• Description of the task: For every record that follows, write out the text exactly and omit the picture, if one is present.
(Data begins)
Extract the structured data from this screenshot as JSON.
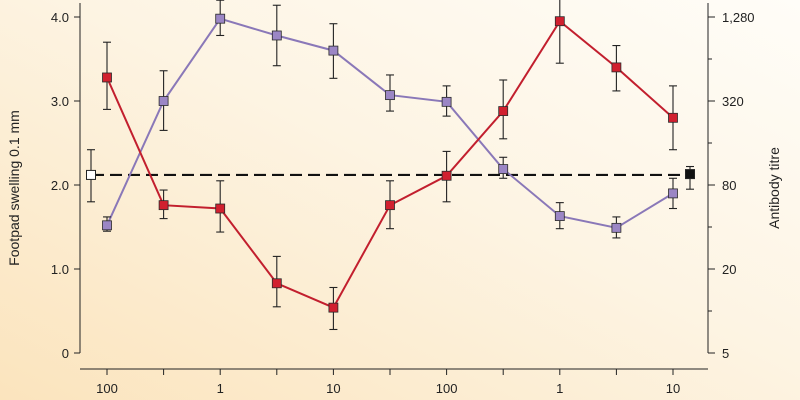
{
  "chart_data": {
    "type": "line",
    "title": "",
    "ylabel": "Footpad swelling 0.1 mm",
    "y2label": "Antibody titre",
    "x_tick_labels": [
      "100",
      "",
      "1",
      "",
      "10",
      "",
      "100",
      "",
      "1",
      "",
      "10"
    ],
    "ylim": [
      0,
      4.0
    ],
    "y_ticks": [
      {
        "value": 0,
        "label": "0"
      },
      {
        "value": 1.0,
        "label": "1.0"
      },
      {
        "value": 2.0,
        "label": "2.0"
      },
      {
        "value": 3.0,
        "label": "3.0"
      },
      {
        "value": 4.0,
        "label": "4.0"
      }
    ],
    "y2_ticks": [
      {
        "value": 0,
        "label": "5"
      },
      {
        "value": 1.0,
        "label": "20"
      },
      {
        "value": 2.0,
        "label": "80"
      },
      {
        "value": 3.0,
        "label": "320"
      },
      {
        "value": 4.0,
        "label": "1,280"
      }
    ],
    "y2_minor_ticks": [
      0.5,
      1.5,
      2.5,
      3.5
    ],
    "reference_line": {
      "value": 2.12,
      "style": "dashed"
    },
    "series": [
      {
        "name": "purple",
        "color": "#8a78b8",
        "marker_fill": "#9b86c5",
        "values": [
          1.52,
          3.0,
          3.98,
          3.78,
          3.6,
          3.07,
          2.99,
          2.19,
          1.63,
          1.49,
          1.9
        ],
        "err_low": [
          1.45,
          2.65,
          3.78,
          3.42,
          3.27,
          2.88,
          2.82,
          2.08,
          1.48,
          1.37,
          1.72
        ],
        "err_high": [
          1.62,
          3.36,
          4.2,
          4.14,
          3.92,
          3.31,
          3.18,
          2.33,
          1.79,
          1.62,
          2.08
        ]
      },
      {
        "name": "red",
        "color": "#c21f2e",
        "marker_fill": "#d1202f",
        "values": [
          3.28,
          1.76,
          1.72,
          0.83,
          0.54,
          1.76,
          2.11,
          2.88,
          3.95,
          3.4,
          2.8
        ],
        "err_low": [
          2.9,
          1.6,
          1.44,
          0.55,
          0.28,
          1.48,
          1.8,
          2.55,
          3.45,
          3.12,
          2.42
        ],
        "err_high": [
          3.7,
          1.94,
          2.05,
          1.15,
          0.78,
          2.05,
          2.4,
          3.25,
          4.35,
          3.66,
          3.18
        ]
      }
    ],
    "control_left": {
      "value": 2.12,
      "err_low": 1.8,
      "err_high": 2.42,
      "fill": "#ffffff"
    },
    "control_right": {
      "value": 2.13,
      "err_low": 1.95,
      "err_high": 2.22,
      "fill": "#111111"
    }
  }
}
(Data ends)
• Output:
Extract the structured data from this screenshot as JSON.
{
  "chart_data": {
    "type": "line",
    "title": "",
    "ylabel": "Footpad swelling 0.1 mm",
    "y2label": "Antibody titre",
    "x_tick_labels": [
      "100",
      "",
      "1",
      "",
      "10",
      "",
      "100",
      "",
      "1",
      "",
      "10"
    ],
    "ylim": [
      0,
      4.0
    ],
    "y_ticks": [
      {
        "value": 0,
        "label": "0"
      },
      {
        "value": 1.0,
        "label": "1.0"
      },
      {
        "value": 2.0,
        "label": "2.0"
      },
      {
        "value": 3.0,
        "label": "3.0"
      },
      {
        "value": 4.0,
        "label": "4.0"
      }
    ],
    "y2_ticks": [
      {
        "value": 0,
        "label": "5"
      },
      {
        "value": 1.0,
        "label": "20"
      },
      {
        "value": 2.0,
        "label": "80"
      },
      {
        "value": 3.0,
        "label": "320"
      },
      {
        "value": 4.0,
        "label": "1,280"
      }
    ],
    "y2_minor_ticks": [
      0.5,
      1.5,
      2.5,
      3.5
    ],
    "reference_line": {
      "value": 2.12,
      "style": "dashed"
    },
    "series": [
      {
        "name": "purple",
        "color": "#8a78b8",
        "marker_fill": "#9b86c5",
        "values": [
          1.52,
          3.0,
          3.98,
          3.78,
          3.6,
          3.07,
          2.99,
          2.19,
          1.63,
          1.49,
          1.9
        ],
        "err_low": [
          1.45,
          2.65,
          3.78,
          3.42,
          3.27,
          2.88,
          2.82,
          2.08,
          1.48,
          1.37,
          1.72
        ],
        "err_high": [
          1.62,
          3.36,
          4.2,
          4.14,
          3.92,
          3.31,
          3.18,
          2.33,
          1.79,
          1.62,
          2.08
        ]
      },
      {
        "name": "red",
        "color": "#c21f2e",
        "marker_fill": "#d1202f",
        "values": [
          3.28,
          1.76,
          1.72,
          0.83,
          0.54,
          1.76,
          2.11,
          2.88,
          3.95,
          3.4,
          2.8
        ],
        "err_low": [
          2.9,
          1.6,
          1.44,
          0.55,
          0.28,
          1.48,
          1.8,
          2.55,
          3.45,
          3.12,
          2.42
        ],
        "err_high": [
          3.7,
          1.94,
          2.05,
          1.15,
          0.78,
          2.05,
          2.4,
          3.25,
          4.35,
          3.66,
          3.18
        ]
      }
    ],
    "control_left": {
      "value": 2.12,
      "err_low": 1.8,
      "err_high": 2.42,
      "fill": "#ffffff"
    },
    "control_right": {
      "value": 2.13,
      "err_low": 1.95,
      "err_high": 2.22,
      "fill": "#111111"
    }
  }
}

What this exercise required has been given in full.